>> start

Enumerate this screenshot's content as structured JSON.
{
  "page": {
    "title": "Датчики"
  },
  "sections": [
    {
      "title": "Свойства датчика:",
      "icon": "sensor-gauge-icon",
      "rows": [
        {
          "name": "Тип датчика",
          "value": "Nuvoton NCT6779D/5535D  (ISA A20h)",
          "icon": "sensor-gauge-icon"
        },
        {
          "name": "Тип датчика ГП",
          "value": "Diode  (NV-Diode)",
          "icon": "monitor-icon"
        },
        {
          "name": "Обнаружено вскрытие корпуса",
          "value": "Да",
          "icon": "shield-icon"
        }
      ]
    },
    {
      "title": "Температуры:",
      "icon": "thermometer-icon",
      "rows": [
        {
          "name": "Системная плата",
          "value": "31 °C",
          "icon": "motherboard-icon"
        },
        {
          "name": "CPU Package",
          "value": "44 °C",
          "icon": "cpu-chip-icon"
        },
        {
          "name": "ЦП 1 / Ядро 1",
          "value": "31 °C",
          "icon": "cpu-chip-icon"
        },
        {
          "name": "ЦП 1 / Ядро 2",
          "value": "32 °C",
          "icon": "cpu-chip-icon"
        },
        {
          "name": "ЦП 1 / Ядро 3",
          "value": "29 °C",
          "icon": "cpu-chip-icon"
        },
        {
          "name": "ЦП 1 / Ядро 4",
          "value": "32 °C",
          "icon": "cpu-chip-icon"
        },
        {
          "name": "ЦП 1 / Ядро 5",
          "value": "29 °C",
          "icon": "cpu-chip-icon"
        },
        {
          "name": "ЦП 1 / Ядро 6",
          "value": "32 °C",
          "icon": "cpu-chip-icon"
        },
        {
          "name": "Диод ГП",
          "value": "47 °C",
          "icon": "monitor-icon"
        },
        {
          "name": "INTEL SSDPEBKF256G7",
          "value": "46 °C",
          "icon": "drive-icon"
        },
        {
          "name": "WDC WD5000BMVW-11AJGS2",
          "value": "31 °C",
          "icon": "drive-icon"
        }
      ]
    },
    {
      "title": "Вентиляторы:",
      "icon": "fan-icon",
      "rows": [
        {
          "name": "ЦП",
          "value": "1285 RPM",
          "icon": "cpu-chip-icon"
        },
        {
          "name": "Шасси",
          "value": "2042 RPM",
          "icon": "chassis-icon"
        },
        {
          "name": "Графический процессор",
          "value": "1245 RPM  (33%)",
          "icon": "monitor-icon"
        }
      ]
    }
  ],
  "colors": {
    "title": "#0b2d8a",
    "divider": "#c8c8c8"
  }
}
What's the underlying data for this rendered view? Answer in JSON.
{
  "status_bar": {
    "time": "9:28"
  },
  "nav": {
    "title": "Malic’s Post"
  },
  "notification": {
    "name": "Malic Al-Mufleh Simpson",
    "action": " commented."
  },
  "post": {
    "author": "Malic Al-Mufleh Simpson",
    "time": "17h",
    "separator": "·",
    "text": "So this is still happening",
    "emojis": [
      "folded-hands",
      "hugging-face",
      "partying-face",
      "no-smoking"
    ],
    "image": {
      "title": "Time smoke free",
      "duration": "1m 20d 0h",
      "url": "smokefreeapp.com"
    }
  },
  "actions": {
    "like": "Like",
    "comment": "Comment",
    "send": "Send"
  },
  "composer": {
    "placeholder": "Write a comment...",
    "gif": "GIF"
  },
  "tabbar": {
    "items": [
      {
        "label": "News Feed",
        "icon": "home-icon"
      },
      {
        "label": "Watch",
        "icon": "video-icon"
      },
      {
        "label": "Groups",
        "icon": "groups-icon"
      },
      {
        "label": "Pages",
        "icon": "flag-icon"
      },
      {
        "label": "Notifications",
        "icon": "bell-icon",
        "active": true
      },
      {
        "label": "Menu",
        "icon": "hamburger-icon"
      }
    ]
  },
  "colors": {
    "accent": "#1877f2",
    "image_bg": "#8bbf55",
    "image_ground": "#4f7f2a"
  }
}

>> end

* _OBJECTIVE_:
Write the material out again word for word.

* _TASK OUTPUT_:
Enumerate this screenshot's content as structured JSON.
{
  "page": {
    "title": "Датчики"
  },
  "sections": [
    {
      "title": "Свойства датчика:",
      "icon": "sensor-gauge-icon",
      "rows": [
        {
          "name": "Тип датчика",
          "value": "Nuvoton NCT6779D/5535D  (ISA A20h)",
          "icon": "sensor-gauge-icon"
        },
        {
          "name": "Тип датчика ГП",
          "value": "Diode  (NV-Diode)",
          "icon": "monitor-icon"
        },
        {
          "name": "Обнаружено вскрытие корпуса",
          "value": "Да",
          "icon": "shield-icon"
        }
      ]
    },
    {
      "title": "Температуры:",
      "icon": "thermometer-icon",
      "rows": [
        {
          "name": "Системная плата",
          "value": "31 °C",
          "icon": "motherboard-icon"
        },
        {
          "name": "CPU Package",
          "value": "44 °C",
          "icon": "cpu-chip-icon"
        },
        {
          "name": "ЦП 1 / Ядро 1",
          "value": "31 °C",
          "icon": "cpu-chip-icon"
        },
        {
          "name": "ЦП 1 / Ядро 2",
          "value": "32 °C",
          "icon": "cpu-chip-icon"
        },
        {
          "name": "ЦП 1 / Ядро 3",
          "value": "29 °C",
          "icon": "cpu-chip-icon"
        },
        {
          "name": "ЦП 1 / Ядро 4",
          "value": "32 °C",
          "icon": "cpu-chip-icon"
        },
        {
          "name": "ЦП 1 / Ядро 5",
          "value": "29 °C",
          "icon": "cpu-chip-icon"
        },
        {
          "name": "ЦП 1 / Ядро 6",
          "value": "32 °C",
          "icon": "cpu-chip-icon"
        },
        {
          "name": "Диод ГП",
          "value": "47 °C",
          "icon": "monitor-icon"
        },
        {
          "name": "INTEL SSDPEBKF256G7",
          "value": "46 °C",
          "icon": "drive-icon"
        },
        {
          "name": "WDC WD5000BMVW-11AJGS2",
          "value": "31 °C",
          "icon": "drive-icon"
        }
      ]
    },
    {
      "title": "Вентиляторы:",
      "icon": "fan-icon",
      "rows": [
        {
          "name": "ЦП",
          "value": "1285 RPM",
          "icon": "cpu-chip-icon"
        },
        {
          "name": "Шасси",
          "value": "2042 RPM",
          "icon": "chassis-icon"
        },
        {
          "name": "Графический процессор",
          "value": "1245 RPM  (33%)",
          "icon": "monitor-icon"
        }
      ]
    }
  ],
  "colors": {
    "title": "#0b2d8a",
    "divider": "#c8c8c8"
  }
}
What's the underlying data for this rendered view? Answer in JSON.
{
  "status_bar": {
    "time": "9:28"
  },
  "nav": {
    "title": "Malic’s Post"
  },
  "notification": {
    "name": "Malic Al-Mufleh Simpson",
    "action": " commented."
  },
  "post": {
    "author": "Malic Al-Mufleh Simpson",
    "time": "17h",
    "separator": "·",
    "text": "So this is still happening",
    "emojis": [
      "folded-hands",
      "hugging-face",
      "partying-face",
      "no-smoking"
    ],
    "image": {
      "title": "Time smoke free",
      "duration": "1m 20d 0h",
      "url": "smokefreeapp.com"
    }
  },
  "actions": {
    "like": "Like",
    "comment": "Comment",
    "send": "Send"
  },
  "composer": {
    "placeholder": "Write a comment...",
    "gif": "GIF"
  },
  "tabbar": {
    "items": [
      {
        "label": "News Feed",
        "icon": "home-icon"
      },
      {
        "label": "Watch",
        "icon": "video-icon"
      },
      {
        "label": "Groups",
        "icon": "groups-icon"
      },
      {
        "label": "Pages",
        "icon": "flag-icon"
      },
      {
        "label": "Notifications",
        "icon": "bell-icon",
        "active": true
      },
      {
        "label": "Menu",
        "icon": "hamburger-icon"
      }
    ]
  },
  "colors": {
    "accent": "#1877f2",
    "image_bg": "#8bbf55",
    "image_ground": "#4f7f2a"
  }
}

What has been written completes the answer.